■ Given data:
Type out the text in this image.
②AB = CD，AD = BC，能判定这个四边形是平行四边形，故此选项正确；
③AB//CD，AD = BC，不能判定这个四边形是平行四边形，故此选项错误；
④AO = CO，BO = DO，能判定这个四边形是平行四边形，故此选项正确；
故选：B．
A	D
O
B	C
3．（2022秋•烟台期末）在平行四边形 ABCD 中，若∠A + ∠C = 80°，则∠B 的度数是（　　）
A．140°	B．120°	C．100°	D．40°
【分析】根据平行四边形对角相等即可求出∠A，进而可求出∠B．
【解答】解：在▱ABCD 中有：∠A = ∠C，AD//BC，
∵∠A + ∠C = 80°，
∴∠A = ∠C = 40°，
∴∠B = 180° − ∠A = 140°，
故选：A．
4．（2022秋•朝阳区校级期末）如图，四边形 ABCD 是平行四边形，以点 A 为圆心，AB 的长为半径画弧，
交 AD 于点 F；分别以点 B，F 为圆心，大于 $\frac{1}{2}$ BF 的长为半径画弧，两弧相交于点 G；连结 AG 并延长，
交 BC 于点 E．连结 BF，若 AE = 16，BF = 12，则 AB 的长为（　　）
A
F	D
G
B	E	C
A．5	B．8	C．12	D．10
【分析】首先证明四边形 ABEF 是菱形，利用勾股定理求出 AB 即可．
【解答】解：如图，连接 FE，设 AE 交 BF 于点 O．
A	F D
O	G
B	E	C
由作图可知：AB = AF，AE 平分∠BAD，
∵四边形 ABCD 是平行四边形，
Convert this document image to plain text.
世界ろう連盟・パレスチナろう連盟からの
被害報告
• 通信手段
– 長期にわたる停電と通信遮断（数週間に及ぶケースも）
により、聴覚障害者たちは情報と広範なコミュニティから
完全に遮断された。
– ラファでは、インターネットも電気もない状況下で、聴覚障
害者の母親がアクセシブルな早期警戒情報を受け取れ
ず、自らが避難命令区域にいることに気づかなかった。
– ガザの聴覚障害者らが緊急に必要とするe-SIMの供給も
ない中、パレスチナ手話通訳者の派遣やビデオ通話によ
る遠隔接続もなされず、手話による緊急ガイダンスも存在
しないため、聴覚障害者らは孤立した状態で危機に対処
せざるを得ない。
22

■ Task instructions: Give again only the lines of the material above that run from the one with "Convert this document image to plain text." through the end, both included, exactly as they appear.

■ Answer for this exercise:
Convert this document image to plain text.
世界ろう連盟・パレスチナろう連盟からの
被害報告
• 通信手段
– 長期にわたる停電と通信遮断（数週間に及ぶケースも）
により、聴覚障害者たちは情報と広範なコミュニティから
完全に遮断された。
– ラファでは、インターネットも電気もない状況下で、聴覚障
害者の母親がアクセシブルな早期警戒情報を受け取れ
ず、自らが避難命令区域にいることに気づかなかった。
– ガザの聴覚障害者らが緊急に必要とするe-SIMの供給も
ない中、パレスチナ手話通訳者の派遣やビデオ通話によ
る遠隔接続もなされず、手話による緊急ガイダンスも存在
しないため、聴覚障害者らは孤立した状態で危機に対処
せざるを得ない。
22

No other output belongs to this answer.